START DATA FOR THIS TASK
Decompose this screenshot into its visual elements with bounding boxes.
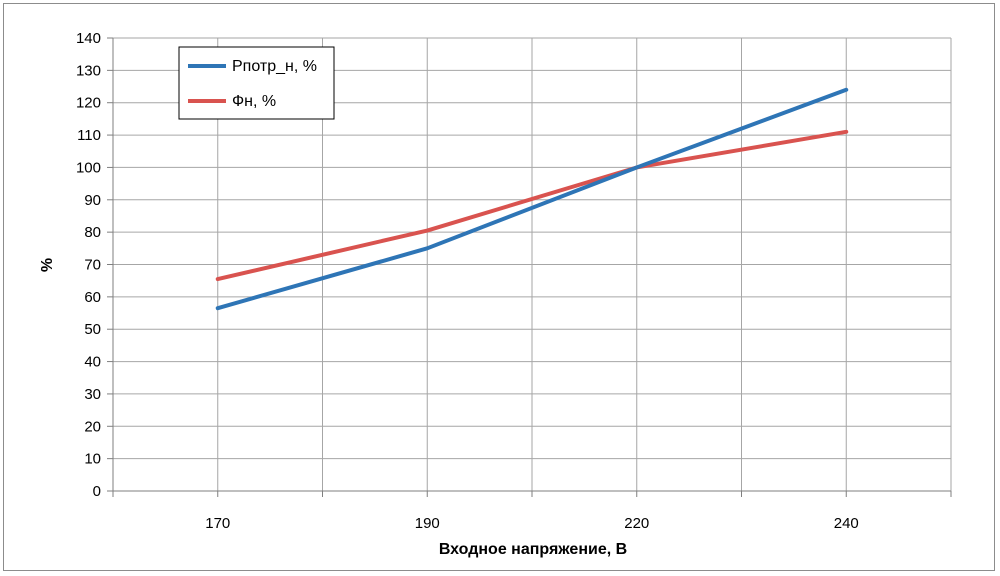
legend: Pпотр_н, % Фн, %	[178, 46, 335, 120]
y-tick-label: 90	[84, 192, 101, 209]
y-tick-label: 0	[93, 483, 101, 500]
series-line-2	[215, 129, 849, 282]
y-tick-label: 60	[84, 289, 101, 306]
x-tick-label: 220	[624, 515, 649, 532]
y-tick-label: 40	[84, 354, 101, 371]
axes: 0 10 20 30 40 50 60 70 80 90 100 110 120 130 140 170 190…	[76, 30, 952, 532]
y-tick-label: 130	[76, 62, 101, 79]
y-tick-label: 70	[84, 257, 101, 274]
y-tick-label: 140	[76, 30, 101, 47]
legend-box	[178, 46, 335, 120]
legend-label-series-2: Фн, %	[232, 93, 276, 110]
series-lines	[215, 87, 849, 311]
y-tick-label: 10	[84, 451, 101, 468]
y-tick-label: 80	[84, 224, 101, 241]
y-tick-label: 110	[77, 127, 101, 144]
y-tick-label: 120	[76, 95, 101, 112]
series-line-1	[215, 87, 849, 311]
y-axis-label: %	[39, 258, 56, 272]
x-tick-label: 170	[205, 515, 230, 532]
x-tick-label: 240	[834, 515, 859, 532]
y-tick-label: 30	[84, 386, 101, 403]
y-tick-label: 20	[84, 418, 101, 435]
y-tick-label: 50	[84, 321, 101, 338]
y-tick-label: 100	[76, 159, 101, 176]
legend-label-series-1: Pпотр_н, %	[232, 58, 317, 75]
x-axis-label: Входное напряжение, В	[439, 541, 627, 558]
x-tick-label: 190	[415, 515, 440, 532]
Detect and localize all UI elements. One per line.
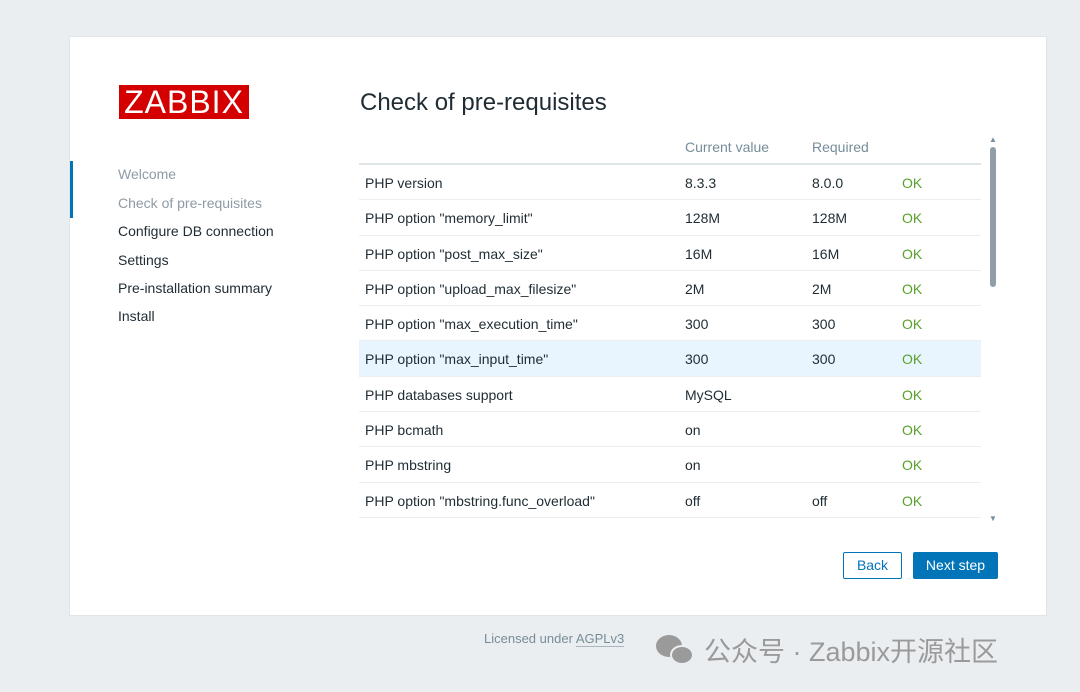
step-settings: Settings: [118, 252, 169, 268]
requirement-name: PHP option "max_input_time": [365, 351, 549, 368]
current-value: 300: [685, 316, 709, 333]
table-row: PHP option "mbstring.func_overload" off of…: [359, 483, 981, 518]
current-value: MySQL: [685, 386, 732, 403]
status-ok: OK: [902, 245, 923, 262]
table-row: PHP databases support MySQL OK: [359, 377, 981, 413]
requirement-name: PHP option "post_max_size": [365, 245, 543, 262]
header-required: Required: [812, 139, 869, 155]
wechat-icon: [656, 633, 696, 667]
status-ok: OK: [902, 351, 923, 368]
table-row: PHP option "max_input_time" 300 300 OK: [359, 341, 981, 377]
requirement-name: PHP version: [365, 175, 443, 191]
table-row: PHP option "upload_max_filesize" 2M 2M OK: [359, 271, 981, 307]
table-row: PHP bcmath on OK: [359, 412, 981, 448]
scroll-up-icon[interactable]: ▲: [989, 135, 997, 144]
required-value: off: [812, 492, 828, 509]
table-row: PHP option "post_max_size" 16M 16M OK: [359, 236, 981, 271]
zabbix-logo: ZABBIX: [119, 85, 249, 119]
required-value: 300: [812, 351, 836, 368]
header-current-value: Current value: [685, 139, 770, 155]
setup-card: ZABBIX Welcome Check of pre-requisites C…: [69, 36, 1047, 616]
requirement-name: PHP mbstring: [365, 457, 452, 474]
back-button[interactable]: Back: [843, 552, 902, 579]
step-configure-db: Configure DB connection: [118, 223, 274, 239]
current-value: off: [685, 492, 701, 509]
table-header: Current value Required: [359, 135, 981, 165]
status-ok: OK: [902, 422, 923, 439]
requirement-name: PHP option "memory_limit": [365, 210, 533, 227]
status-ok: OK: [902, 386, 923, 403]
status-ok: OK: [902, 175, 923, 191]
current-value: 16M: [685, 245, 713, 262]
current-value: 128M: [685, 210, 721, 227]
requirement-name: PHP option "max_execution_time": [365, 316, 578, 333]
current-step-indicator: [70, 161, 73, 218]
scrollbar-thumb[interactable]: [990, 147, 996, 287]
current-value: 300: [685, 351, 709, 368]
next-step-button[interactable]: Next step: [913, 552, 998, 579]
table-row: PHP option "max_execution_time" 300 300 OK: [359, 306, 981, 342]
requirement-name: PHP option "mbstring.func_overload": [365, 492, 595, 509]
requirement-name: PHP option "upload_max_filesize": [365, 280, 577, 297]
status-ok: OK: [902, 457, 923, 474]
watermark-text: 公众号 · Zabbix开源社区: [704, 637, 999, 667]
page-title: Check of pre-requisites: [360, 89, 607, 116]
step-welcome: Welcome: [118, 166, 177, 182]
license-text: Licensed under: [484, 631, 573, 646]
required-value: 2M: [812, 280, 832, 297]
step-pre-installation-summary: Pre-installation summary: [118, 280, 273, 296]
required-value: 300: [812, 316, 836, 333]
required-value: 16M: [812, 245, 840, 262]
status-ok: OK: [902, 210, 923, 227]
watermark: 公众号 · Zabbix开源社区: [656, 630, 998, 669]
table-row: PHP option "memory_limit" 128M 128M OK: [359, 200, 981, 236]
status-ok: OK: [902, 492, 923, 509]
requirement-name: PHP databases support: [365, 386, 513, 403]
step-check-prerequisites: Check of pre-requisites: [118, 195, 262, 211]
table-row: PHP version 8.3.3 8.0.0 OK: [359, 165, 981, 201]
required-value: 8.0.0: [812, 175, 844, 191]
prerequisites-table: Current value Required PHP version 8.3.3 8…: [359, 135, 981, 518]
status-ok: OK: [902, 280, 923, 297]
table-scrollbar[interactable]: ▲ ▼: [987, 135, 999, 523]
current-value: 8.3.3: [685, 175, 717, 191]
license-link[interactable]: AGPLv3: [575, 631, 625, 647]
required-value: 128M: [812, 210, 848, 227]
scroll-down-icon[interactable]: ▼: [989, 514, 997, 523]
table-row: PHP mbstring on OK: [359, 447, 981, 483]
footer: Licensed under AGPLv3: [484, 631, 625, 647]
status-ok: OK: [902, 316, 923, 333]
current-value: 2M: [685, 280, 705, 297]
step-install: Install: [118, 308, 155, 324]
current-value: on: [685, 457, 701, 474]
current-value: on: [685, 422, 701, 439]
requirement-name: PHP bcmath: [365, 422, 444, 439]
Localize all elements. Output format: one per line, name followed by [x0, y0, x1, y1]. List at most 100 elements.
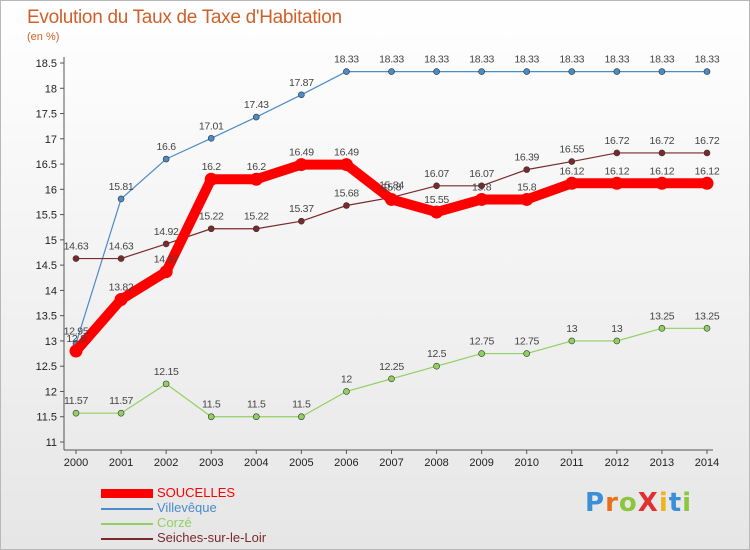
END DATA FOR THIS TASK
**TASK PROMPT:**
Convert the lines above, from the very first one through the line containing "Detect and localize", into a Markdown table with the columns Row and Line, numbering each row and skipping blank lines. Leave the pictures out of the table.

**ANSWER TO THE PROBLEM:**
| Row | Line |
|---|---|
| 1 | Decompose this screenshot into its visual elements with bounding boxes. |
| 2 | legend: Pпотр_н, % Фн, %	[178, 46, 335, 120] |
| 3 | y-tick-label: 90	[84, 192, 101, 209] |
| 4 | y-tick-label: 0	[93, 483, 101, 500] |
| 5 | series-line-2	[215, 129, 849, 282] |
| 6 | y-tick-label: 60	[84, 289, 101, 306] |
| 7 | x-tick-label: 220	[624, 515, 649, 532] |
| 8 | y-tick-label: 40	[84, 354, 101, 371] |
| 9 | axes: 0 10 20 30 40 50 60 70 80 90 100 110 120 130 140 170 190…	[76, 30, 952, 532] |
| 10 | y-tick-label: 130	[76, 62, 101, 79] |
| 11 | y-tick-label: 70	[84, 257, 101, 274] |
| 12 | y-tick-label: 140	[76, 30, 101, 47] |
| 13 | legend-box	[178, 46, 335, 120] |
| 14 | legend-label-series-2: Фн, %	[232, 93, 276, 110] |
| 15 | series-lines	[215, 87, 849, 311] |
| 16 | y-tick-label: 10	[84, 451, 101, 468] |
| 17 | y-tick-label: 80	[84, 224, 101, 241] |
| 18 | y-tick-label: 110	[77, 127, 101, 144] |
| 19 | y-tick-label: 120	[76, 95, 101, 112] |
| 20 | series-line-1	[215, 87, 849, 311] |
| 21 | y-axis-label: %	[39, 258, 56, 272] |
| 22 | x-tick-label: 170	[205, 515, 230, 532] |
| 23 | x-tick-label: 240	[834, 515, 859, 532] |
| 24 | y-tick-label: 30	[84, 386, 101, 403] |
| 25 | y-tick-label: 20	[84, 418, 101, 435] |
| 26 | y-tick-label: 50	[84, 321, 101, 338] |
| 27 | y-tick-label: 100	[76, 159, 101, 176] |
| 28 | legend-label-series-1: Pпотр_н, %	[232, 58, 317, 75] |
| 29 | x-axis-label: Входное напряжение, В	[439, 541, 627, 558] |
| 30 | x-tick-label: 190	[415, 515, 440, 532] |
| 31 | Detect and localize all UI elements. One per line. |